** Begin **
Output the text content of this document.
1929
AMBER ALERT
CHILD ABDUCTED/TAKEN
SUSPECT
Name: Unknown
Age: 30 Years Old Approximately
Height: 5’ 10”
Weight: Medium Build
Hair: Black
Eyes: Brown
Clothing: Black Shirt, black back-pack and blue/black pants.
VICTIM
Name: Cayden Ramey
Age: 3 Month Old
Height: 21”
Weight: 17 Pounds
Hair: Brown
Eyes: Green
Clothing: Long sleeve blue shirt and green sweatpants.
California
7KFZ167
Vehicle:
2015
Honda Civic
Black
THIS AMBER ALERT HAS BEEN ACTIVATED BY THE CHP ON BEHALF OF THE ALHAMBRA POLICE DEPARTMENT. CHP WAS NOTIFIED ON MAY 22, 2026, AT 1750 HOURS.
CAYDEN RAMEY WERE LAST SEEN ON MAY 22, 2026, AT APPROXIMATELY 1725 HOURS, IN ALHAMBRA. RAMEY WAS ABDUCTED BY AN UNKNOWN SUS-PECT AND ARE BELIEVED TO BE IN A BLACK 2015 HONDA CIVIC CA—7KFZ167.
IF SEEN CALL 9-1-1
** End **
Exercise details: Scan the material and collect every line that contains "ALERT".

Task solution:
AMBER ALERT
THIS AMBER ALERT HAS BEEN ACTIVATED BY THE CHP ON BEHALF OF THE ALHAMBRA POLICE DEPARTMENT. CHP WAS NOTIFIED ON MAY 22, 2026, AT 1750 HOURS.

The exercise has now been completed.